-- start of GIVEN DATA --

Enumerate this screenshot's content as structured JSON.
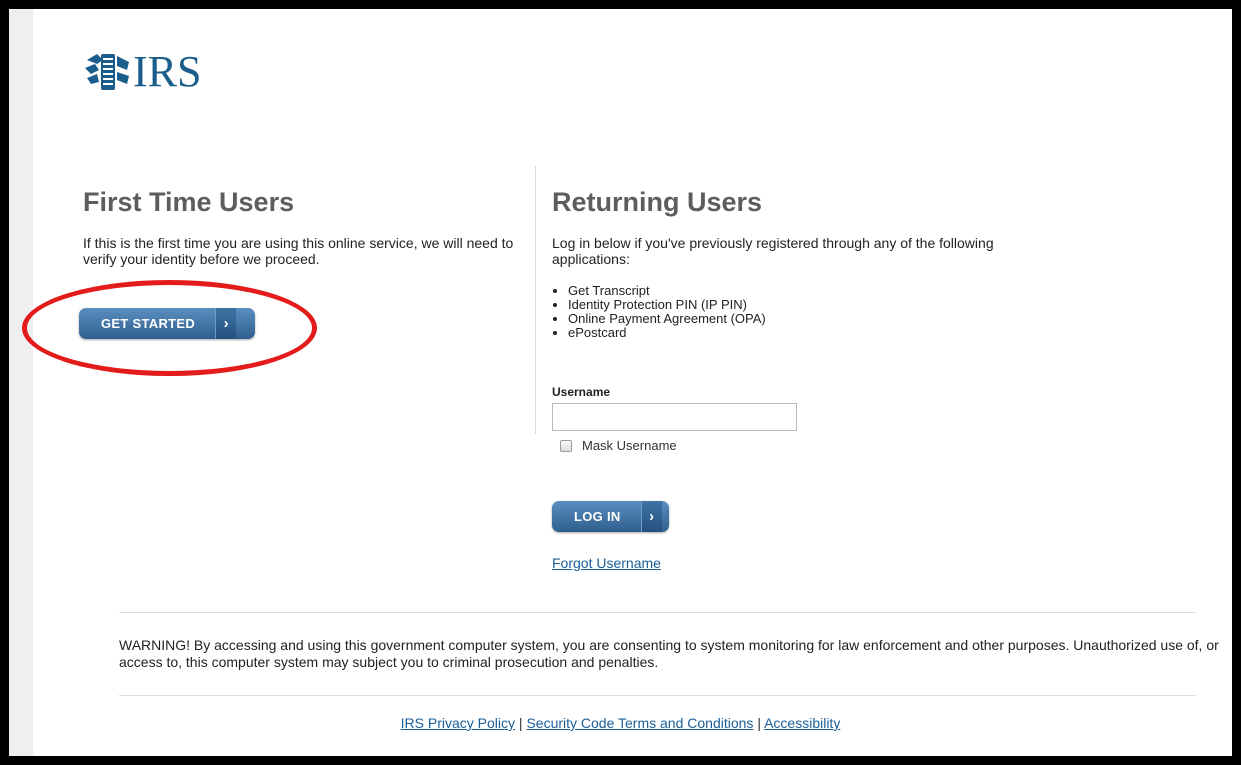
{
  "logo": {
    "text": "IRS",
    "emblem_icon": "irs-eagle-emblem-icon"
  },
  "first_time": {
    "heading": "First Time Users",
    "intro": "If this is the first time you are using this online service, we will need to verify your identity before we proceed.",
    "button_label": "GET STARTED",
    "button_icon": "chevron-right-icon"
  },
  "returning": {
    "heading": "Returning Users",
    "intro": "Log in below if you've previously registered through any of the following applications:",
    "apps": [
      "Get Transcript",
      "Identity Protection PIN (IP PIN)",
      "Online Payment Agreement (OPA)",
      "ePostcard"
    ],
    "username_label": "Username",
    "username_value": "",
    "mask_label": "Mask Username",
    "mask_checked": false,
    "login_label": "LOG IN",
    "forgot_label": "Forgot Username"
  },
  "warning": "WARNING! By accessing and using this government computer system, you are consenting to system monitoring for law enforcement and other purposes. Unauthorized use of, or access to, this computer system may subject you to criminal prosecution and penalties.",
  "footer": {
    "links": [
      "IRS Privacy Policy",
      "Security Code Terms and Conditions",
      "Accessibility"
    ],
    "separator": "|"
  },
  "colors": {
    "brand": "#1b5e8c",
    "button": "#2e5f8e",
    "highlight": "#e31b1b",
    "link": "#1a5e98"
  }
}
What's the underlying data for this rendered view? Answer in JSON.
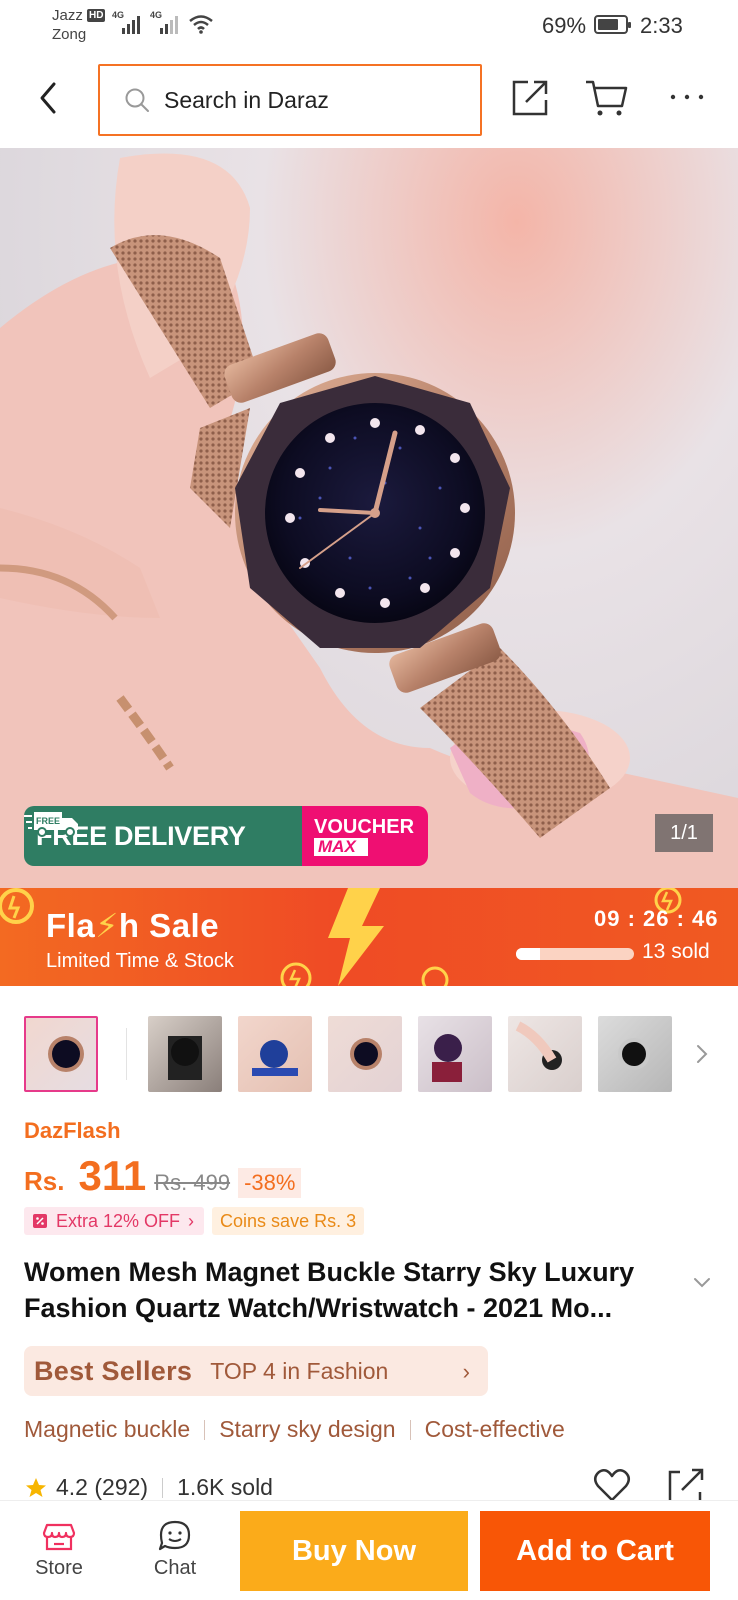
{
  "status_bar": {
    "carrier1": "Jazz",
    "hd_badge": "HD",
    "carrier2": "Zong",
    "network1": "4G",
    "network2": "4G",
    "battery": "69%",
    "time": "2:33"
  },
  "header": {
    "search_placeholder": "Search in Daraz"
  },
  "hero": {
    "free_delivery": "FREE DELIVERY",
    "free_tag": "FREE",
    "voucher_line1": "VOUCHER",
    "voucher_line2": "MAX",
    "image_counter": "1/1"
  },
  "flash_sale": {
    "title_part1": "Fla",
    "title_bolt": "⚡",
    "title_part2": "h Sale",
    "subtitle": "Limited Time & Stock",
    "timer": "09 : 26 : 46",
    "sold": "13 sold",
    "sold_progress": 0.2
  },
  "product": {
    "badge": "DazFlash",
    "currency": "Rs.",
    "price": "311",
    "old_price": "Rs. 499",
    "discount": "-38%",
    "extra_off": "Extra 12% OFF",
    "coins": "Coins save Rs. 3",
    "title": "Women Mesh Magnet Buckle Starry Sky Luxury Fashion Quartz Watch/Wristwatch - 2021 Mo...",
    "bestsellers_logo": "Best Sellers",
    "bestsellers_text": "TOP 4 in Fashion",
    "features": [
      "Magnetic buckle",
      "Starry sky design",
      "Cost-effective"
    ],
    "rating": "4.2",
    "rating_count": "(292)",
    "sold": "1.6K sold"
  },
  "bottom_bar": {
    "store": "Store",
    "chat": "Chat",
    "buy_now": "Buy Now",
    "add_to_cart": "Add to Cart"
  },
  "colors": {
    "accent": "#f57224",
    "buy_now": "#fbab1a",
    "add_to_cart": "#f85606",
    "free_delivery": "#2f7d63",
    "voucher": "#ef0f72"
  }
}
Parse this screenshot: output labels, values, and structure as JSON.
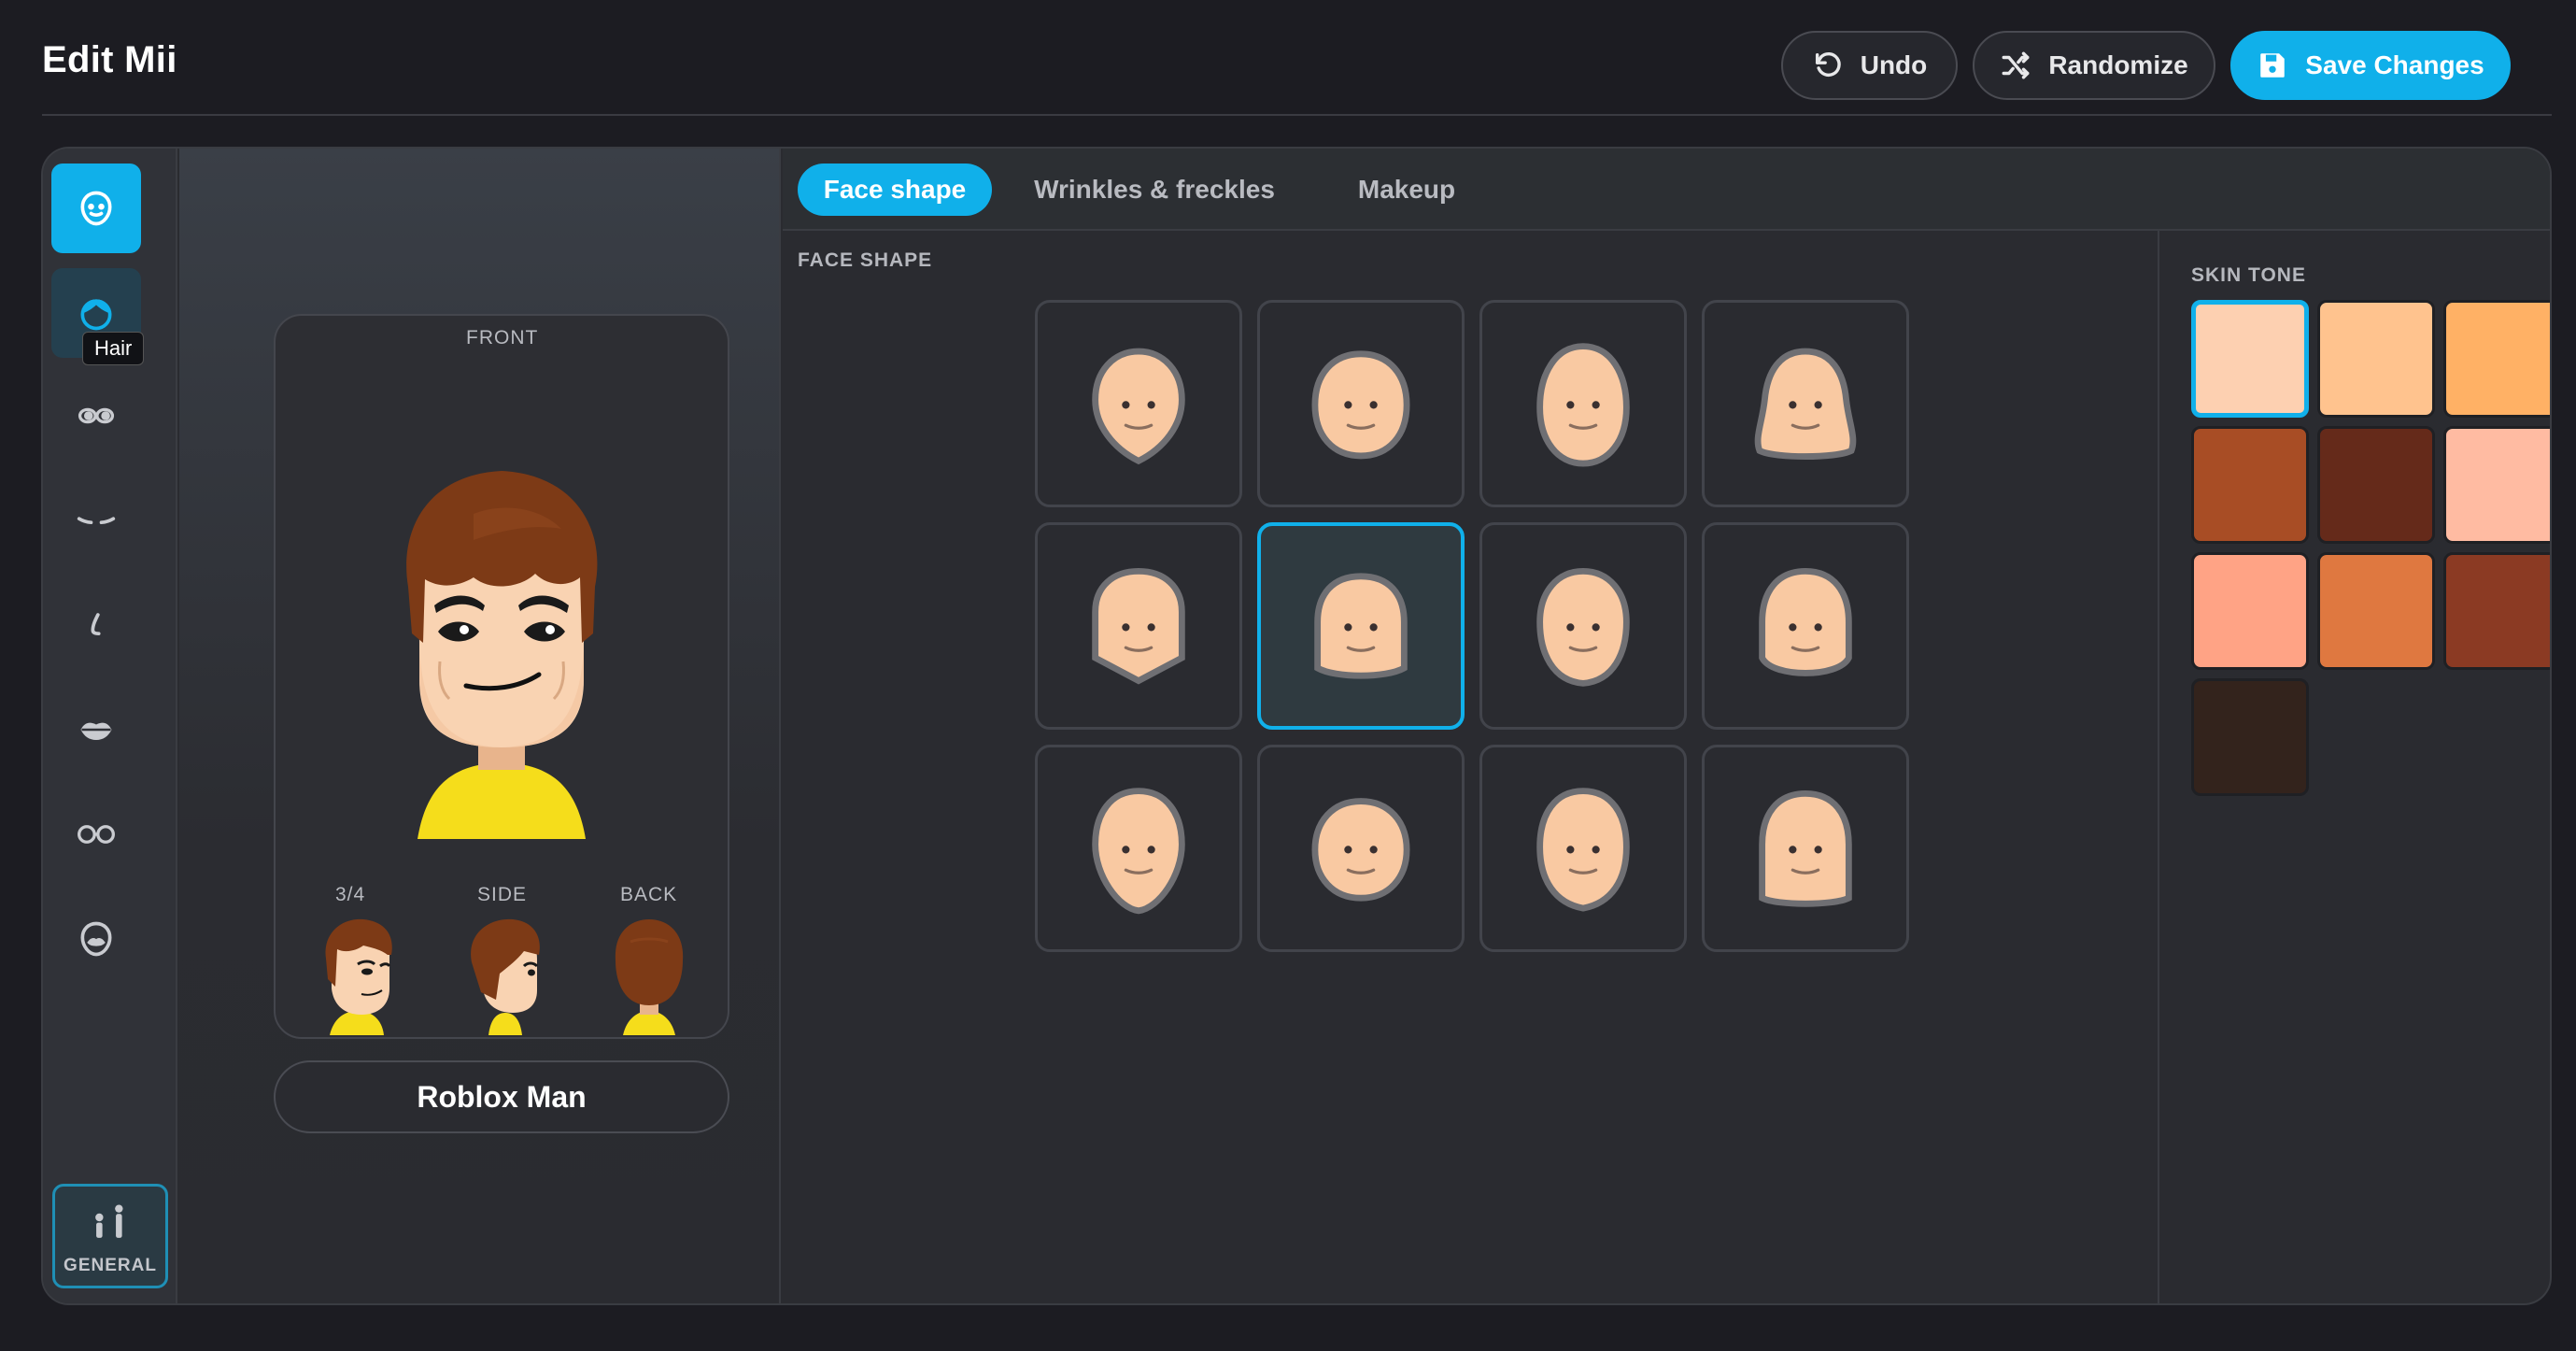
{
  "header": {
    "title": "Edit Mii",
    "undo_label": "Undo",
    "randomize_label": "Randomize",
    "save_label": "Save Changes"
  },
  "rail": {
    "items": [
      {
        "name": "face",
        "icon": "face-icon",
        "active": true
      },
      {
        "name": "hair",
        "icon": "hair-icon",
        "hovered": true
      },
      {
        "name": "eyes",
        "icon": "eyes-icon"
      },
      {
        "name": "eyebrows",
        "icon": "eyebrows-icon"
      },
      {
        "name": "nose",
        "icon": "nose-icon"
      },
      {
        "name": "mouth",
        "icon": "mouth-icon"
      },
      {
        "name": "glasses",
        "icon": "glasses-icon"
      },
      {
        "name": "mustache",
        "icon": "mustache-icon"
      }
    ],
    "tooltip": "Hair",
    "general_label": "GENERAL"
  },
  "preview": {
    "front_label": "FRONT",
    "three_quarter_label": "3/4",
    "side_label": "SIDE",
    "back_label": "BACK",
    "mii_name": "Roblox Man"
  },
  "tabs": [
    {
      "label": "Face shape",
      "active": true
    },
    {
      "label": "Wrinkles & freckles"
    },
    {
      "label": "Makeup"
    }
  ],
  "face_shape": {
    "section_label": "FACE SHAPE",
    "selected_index": 5,
    "count": 12
  },
  "skin_tone": {
    "section_label": "SKIN TONE",
    "selected_index": 0,
    "colors": [
      "#fdd0b1",
      "#ffc38e",
      "#ffb165",
      "#a84d25",
      "#652a1a",
      "#ffbba2",
      "#ffa385",
      "#df7840",
      "#8b3a23",
      "#33231c"
    ]
  },
  "colors": {
    "accent": "#10b0ea",
    "face_skin": "#f9c9a2",
    "shirt": "#f5dd1b",
    "hair": "#7d3a16"
  }
}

-- end of GIVEN DATA --

TASK DETAILS:
Print each entry shown above with exact wording and no pictures.

FULL SOLUTION:
Enumerate this screenshot's content as structured JSON.
{
  "logo": {
    "text": "IRS",
    "emblem_icon": "irs-eagle-emblem-icon"
  },
  "first_time": {
    "heading": "First Time Users",
    "intro": "If this is the first time you are using this online service, we will need to verify your identity before we proceed.",
    "button_label": "GET STARTED",
    "button_icon": "chevron-right-icon"
  },
  "returning": {
    "heading": "Returning Users",
    "intro": "Log in below if you've previously registered through any of the following applications:",
    "apps": [
      "Get Transcript",
      "Identity Protection PIN (IP PIN)",
      "Online Payment Agreement (OPA)",
      "ePostcard"
    ],
    "username_label": "Username",
    "username_value": "",
    "mask_label": "Mask Username",
    "mask_checked": false,
    "login_label": "LOG IN",
    "forgot_label": "Forgot Username"
  },
  "warning": "WARNING! By accessing and using this government computer system, you are consenting to system monitoring for law enforcement and other purposes. Unauthorized use of, or access to, this computer system may subject you to criminal prosecution and penalties.",
  "footer": {
    "links": [
      "IRS Privacy Policy",
      "Security Code Terms and Conditions",
      "Accessibility"
    ],
    "separator": "|"
  },
  "colors": {
    "brand": "#1b5e8c",
    "button": "#2e5f8e",
    "highlight": "#e31b1b",
    "link": "#1a5e98"
  }
}
What's the underlying data for this rendered view? Answer in JSON.
{
  "status_bar": {
    "carrier1": "Jazz",
    "hd_badge": "HD",
    "carrier2": "Zong",
    "network1": "4G",
    "network2": "4G",
    "battery": "69%",
    "time": "2:33"
  },
  "header": {
    "search_placeholder": "Search in Daraz"
  },
  "hero": {
    "free_delivery": "FREE DELIVERY",
    "free_tag": "FREE",
    "voucher_line1": "VOUCHER",
    "voucher_line2": "MAX",
    "image_counter": "1/1"
  },
  "flash_sale": {
    "title_part1": "Fla",
    "title_bolt": "⚡",
    "title_part2": "h Sale",
    "subtitle": "Limited Time & Stock",
    "timer": "09 : 26 : 46",
    "sold": "13 sold",
    "sold_progress": 0.2
  },
  "product": {
    "badge": "DazFlash",
    "currency": "Rs.",
    "price": "311",
    "old_price": "Rs. 499",
    "discount": "-38%",
    "extra_off": "Extra 12% OFF",
    "coins": "Coins save Rs. 3",
    "title": "Women Mesh Magnet Buckle Starry Sky Luxury Fashion Quartz Watch/Wristwatch - 2021 Mo...",
    "bestsellers_logo": "Best Sellers",
    "bestsellers_text": "TOP 4 in Fashion",
    "features": [
      "Magnetic buckle",
      "Starry sky design",
      "Cost-effective"
    ],
    "rating": "4.2",
    "rating_count": "(292)",
    "sold": "1.6K sold"
  },
  "bottom_bar": {
    "store": "Store",
    "chat": "Chat",
    "buy_now": "Buy Now",
    "add_to_cart": "Add to Cart"
  },
  "colors": {
    "accent": "#f57224",
    "buy_now": "#fbab1a",
    "add_to_cart": "#f85606",
    "free_delivery": "#2f7d63",
    "voucher": "#ef0f72"
  }
}
Parse this screenshot: output labels, values, and structure as JSON.
{
  "header": {
    "title": "Edit Mii",
    "undo_label": "Undo",
    "randomize_label": "Randomize",
    "save_label": "Save Changes"
  },
  "rail": {
    "items": [
      {
        "name": "face",
        "icon": "face-icon",
        "active": true
      },
      {
        "name": "hair",
        "icon": "hair-icon",
        "hovered": true
      },
      {
        "name": "eyes",
        "icon": "eyes-icon"
      },
      {
        "name": "eyebrows",
        "icon": "eyebrows-icon"
      },
      {
        "name": "nose",
        "icon": "nose-icon"
      },
      {
        "name": "mouth",
        "icon": "mouth-icon"
      },
      {
        "name": "glasses",
        "icon": "glasses-icon"
      },
      {
        "name": "mustache",
        "icon": "mustache-icon"
      }
    ],
    "tooltip": "Hair",
    "general_label": "GENERAL"
  },
  "preview": {
    "front_label": "FRONT",
    "three_quarter_label": "3/4",
    "side_label": "SIDE",
    "back_label": "BACK",
    "mii_name": "Roblox Man"
  },
  "tabs": [
    {
      "label": "Face shape",
      "active": true
    },
    {
      "label": "Wrinkles & freckles"
    },
    {
      "label": "Makeup"
    }
  ],
  "face_shape": {
    "section_label": "FACE SHAPE",
    "selected_index": 5,
    "count": 12
  },
  "skin_tone": {
    "section_label": "SKIN TONE",
    "selected_index": 0,
    "colors": [
      "#fdd0b1",
      "#ffc38e",
      "#ffb165",
      "#a84d25",
      "#652a1a",
      "#ffbba2",
      "#ffa385",
      "#df7840",
      "#8b3a23",
      "#33231c"
    ]
  },
  "colors": {
    "accent": "#10b0ea",
    "face_skin": "#f9c9a2",
    "shirt": "#f5dd1b",
    "hair": "#7d3a16"
  }
}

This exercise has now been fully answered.